**BRIEF**
The records that follow must be repeated verbatim, every one of them.

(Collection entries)

--------

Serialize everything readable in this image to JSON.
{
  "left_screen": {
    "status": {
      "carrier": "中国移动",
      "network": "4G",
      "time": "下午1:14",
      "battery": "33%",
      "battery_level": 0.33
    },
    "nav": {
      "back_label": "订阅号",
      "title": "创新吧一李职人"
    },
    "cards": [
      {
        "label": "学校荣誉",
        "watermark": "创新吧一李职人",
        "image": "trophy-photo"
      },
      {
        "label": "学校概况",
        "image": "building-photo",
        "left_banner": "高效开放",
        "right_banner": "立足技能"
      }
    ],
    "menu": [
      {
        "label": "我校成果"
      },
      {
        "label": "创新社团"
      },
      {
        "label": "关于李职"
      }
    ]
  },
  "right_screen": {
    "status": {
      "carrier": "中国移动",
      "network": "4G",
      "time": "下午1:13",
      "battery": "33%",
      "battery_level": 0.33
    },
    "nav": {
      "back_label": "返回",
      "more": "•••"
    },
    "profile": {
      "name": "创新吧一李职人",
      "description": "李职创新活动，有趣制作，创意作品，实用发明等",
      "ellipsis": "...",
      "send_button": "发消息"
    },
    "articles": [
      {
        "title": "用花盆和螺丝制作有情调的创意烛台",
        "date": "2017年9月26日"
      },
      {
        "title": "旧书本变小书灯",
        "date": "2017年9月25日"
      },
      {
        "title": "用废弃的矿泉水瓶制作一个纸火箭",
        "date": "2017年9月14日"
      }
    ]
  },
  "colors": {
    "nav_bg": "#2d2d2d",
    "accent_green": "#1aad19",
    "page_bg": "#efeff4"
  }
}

--------

**WRITTEN REPLY**
Serialize everything readable in this image to JSON.
{
  "left_screen": {
    "status": {
      "carrier": "中国移动",
      "network": "4G",
      "time": "下午1:14",
      "battery": "33%",
      "battery_level": 0.33
    },
    "nav": {
      "back_label": "订阅号",
      "title": "创新吧一李职人"
    },
    "cards": [
      {
        "label": "学校荣誉",
        "watermark": "创新吧一李职人",
        "image": "trophy-photo"
      },
      {
        "label": "学校概况",
        "image": "building-photo",
        "left_banner": "高效开放",
        "right_banner": "立足技能"
      }
    ],
    "menu": [
      {
        "label": "我校成果"
      },
      {
        "label": "创新社团"
      },
      {
        "label": "关于李职"
      }
    ]
  },
  "right_screen": {
    "status": {
      "carrier": "中国移动",
      "network": "4G",
      "time": "下午1:13",
      "battery": "33%",
      "battery_level": 0.33
    },
    "nav": {
      "back_label": "返回",
      "more": "•••"
    },
    "profile": {
      "name": "创新吧一李职人",
      "description": "李职创新活动，有趣制作，创意作品，实用发明等",
      "ellipsis": "...",
      "send_button": "发消息"
    },
    "articles": [
      {
        "title": "用花盆和螺丝制作有情调的创意烛台",
        "date": "2017年9月26日"
      },
      {
        "title": "旧书本变小书灯",
        "date": "2017年9月25日"
      },
      {
        "title": "用废弃的矿泉水瓶制作一个纸火箭",
        "date": "2017年9月14日"
      }
    ]
  },
  "colors": {
    "nav_bg": "#2d2d2d",
    "accent_green": "#1aad19",
    "page_bg": "#efeff4"
  }
}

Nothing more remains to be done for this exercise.